What is being asked: Extract every record, exactly as written, and ignore the pictures.

Data listing:

________________________

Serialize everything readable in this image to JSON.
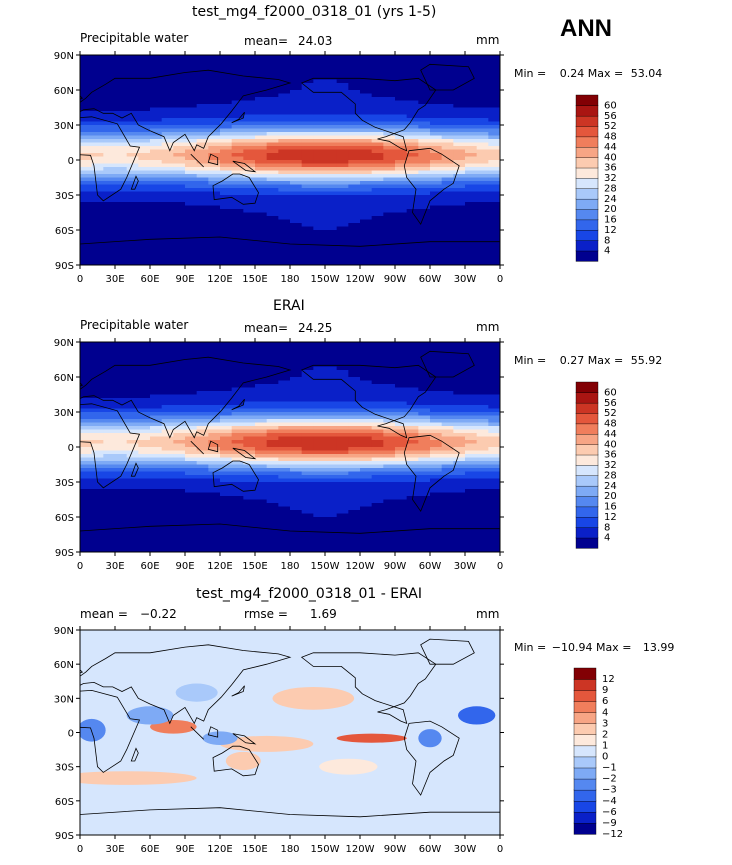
{
  "season_label": "ANN",
  "colors": {
    "pw_levels": [
      "#00008f",
      "#0a20c8",
      "#1846e6",
      "#3266ec",
      "#5588f0",
      "#7eaaf5",
      "#a9c9fa",
      "#d6e6fd",
      "#fde9dc",
      "#fccbb0",
      "#f7a585",
      "#f07e5c",
      "#e4573c",
      "#cc3524",
      "#a91512",
      "#820004"
    ],
    "diff_levels": [
      "#00008f",
      "#0a20c8",
      "#1846e6",
      "#3266ec",
      "#5588f0",
      "#7eaaf5",
      "#a9c9fa",
      "#d6e6fd",
      "#fde9dc",
      "#fccbb0",
      "#f7a585",
      "#f07e5c",
      "#e4573c",
      "#cc3524",
      "#820004"
    ],
    "land": "#000000"
  },
  "chart_data": [
    {
      "type": "heatmap",
      "title": "test_mg4_f2000_0318_01 (yrs 1-5)",
      "left_label": "Precipitable water",
      "mean_label": "mean=",
      "mean": "24.03",
      "units": "mm",
      "min_label": "Min =",
      "min": "0.24",
      "max_label": "Max =",
      "max": "53.04",
      "xticks": [
        "0",
        "30E",
        "60E",
        "90E",
        "120E",
        "150E",
        "180",
        "150W",
        "120W",
        "90W",
        "60W",
        "30W",
        "0"
      ],
      "yticks": [
        "90N",
        "60N",
        "30N",
        "0",
        "30S",
        "60S",
        "90S"
      ],
      "colorbar_ticks": [
        "60",
        "56",
        "52",
        "48",
        "44",
        "40",
        "36",
        "32",
        "28",
        "24",
        "20",
        "16",
        "12",
        "8",
        "4"
      ]
    },
    {
      "type": "heatmap",
      "title": "ERAI",
      "left_label": "Precipitable water",
      "mean_label": "mean=",
      "mean": "24.25",
      "units": "mm",
      "min_label": "Min =",
      "min": "0.27",
      "max_label": "Max =",
      "max": "55.92",
      "xticks": [
        "0",
        "30E",
        "60E",
        "90E",
        "120E",
        "150E",
        "180",
        "150W",
        "120W",
        "90W",
        "60W",
        "30W",
        "0"
      ],
      "yticks": [
        "90N",
        "60N",
        "30N",
        "0",
        "30S",
        "60S",
        "90S"
      ],
      "colorbar_ticks": [
        "60",
        "56",
        "52",
        "48",
        "44",
        "40",
        "36",
        "32",
        "28",
        "24",
        "20",
        "16",
        "12",
        "8",
        "4"
      ]
    },
    {
      "type": "heatmap",
      "title": "test_mg4_f2000_0318_01 - ERAI",
      "left_label": "mean =",
      "mean": "−0.22",
      "rmse_label": "rmse =",
      "rmse": "1.69",
      "units": "mm",
      "min_label": "Min =",
      "min": "−10.94",
      "max_label": "Max =",
      "max": "13.99",
      "xticks": [
        "0",
        "30E",
        "60E",
        "90E",
        "120E",
        "150E",
        "180",
        "150W",
        "120W",
        "90W",
        "60W",
        "30W",
        "0"
      ],
      "yticks": [
        "90N",
        "60N",
        "30N",
        "0",
        "30S",
        "60S",
        "90S"
      ],
      "colorbar_ticks": [
        "12",
        "9",
        "6",
        "4",
        "3",
        "2",
        "1",
        "0",
        "−1",
        "−2",
        "−3",
        "−4",
        "−6",
        "−9",
        "−12"
      ]
    }
  ]
}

________________________

Output:
Serialize everything readable in this image to JSON.
{
  "season_label": "ANN",
  "colors": {
    "pw_levels": [
      "#00008f",
      "#0a20c8",
      "#1846e6",
      "#3266ec",
      "#5588f0",
      "#7eaaf5",
      "#a9c9fa",
      "#d6e6fd",
      "#fde9dc",
      "#fccbb0",
      "#f7a585",
      "#f07e5c",
      "#e4573c",
      "#cc3524",
      "#a91512",
      "#820004"
    ],
    "diff_levels": [
      "#00008f",
      "#0a20c8",
      "#1846e6",
      "#3266ec",
      "#5588f0",
      "#7eaaf5",
      "#a9c9fa",
      "#d6e6fd",
      "#fde9dc",
      "#fccbb0",
      "#f7a585",
      "#f07e5c",
      "#e4573c",
      "#cc3524",
      "#820004"
    ],
    "land": "#000000"
  },
  "chart_data": [
    {
      "type": "heatmap",
      "title": "test_mg4_f2000_0318_01 (yrs 1-5)",
      "left_label": "Precipitable water",
      "mean_label": "mean=",
      "mean": "24.03",
      "units": "mm",
      "min_label": "Min =",
      "min": "0.24",
      "max_label": "Max =",
      "max": "53.04",
      "xticks": [
        "0",
        "30E",
        "60E",
        "90E",
        "120E",
        "150E",
        "180",
        "150W",
        "120W",
        "90W",
        "60W",
        "30W",
        "0"
      ],
      "yticks": [
        "90N",
        "60N",
        "30N",
        "0",
        "30S",
        "60S",
        "90S"
      ],
      "colorbar_ticks": [
        "60",
        "56",
        "52",
        "48",
        "44",
        "40",
        "36",
        "32",
        "28",
        "24",
        "20",
        "16",
        "12",
        "8",
        "4"
      ]
    },
    {
      "type": "heatmap",
      "title": "ERAI",
      "left_label": "Precipitable water",
      "mean_label": "mean=",
      "mean": "24.25",
      "units": "mm",
      "min_label": "Min =",
      "min": "0.27",
      "max_label": "Max =",
      "max": "55.92",
      "xticks": [
        "0",
        "30E",
        "60E",
        "90E",
        "120E",
        "150E",
        "180",
        "150W",
        "120W",
        "90W",
        "60W",
        "30W",
        "0"
      ],
      "yticks": [
        "90N",
        "60N",
        "30N",
        "0",
        "30S",
        "60S",
        "90S"
      ],
      "colorbar_ticks": [
        "60",
        "56",
        "52",
        "48",
        "44",
        "40",
        "36",
        "32",
        "28",
        "24",
        "20",
        "16",
        "12",
        "8",
        "4"
      ]
    },
    {
      "type": "heatmap",
      "title": "test_mg4_f2000_0318_01 - ERAI",
      "left_label": "mean =",
      "mean": "−0.22",
      "rmse_label": "rmse =",
      "rmse": "1.69",
      "units": "mm",
      "min_label": "Min =",
      "min": "−10.94",
      "max_label": "Max =",
      "max": "13.99",
      "xticks": [
        "0",
        "30E",
        "60E",
        "90E",
        "120E",
        "150E",
        "180",
        "150W",
        "120W",
        "90W",
        "60W",
        "30W",
        "0"
      ],
      "yticks": [
        "90N",
        "60N",
        "30N",
        "0",
        "30S",
        "60S",
        "90S"
      ],
      "colorbar_ticks": [
        "12",
        "9",
        "6",
        "4",
        "3",
        "2",
        "1",
        "0",
        "−1",
        "−2",
        "−3",
        "−4",
        "−6",
        "−9",
        "−12"
      ]
    }
  ]
}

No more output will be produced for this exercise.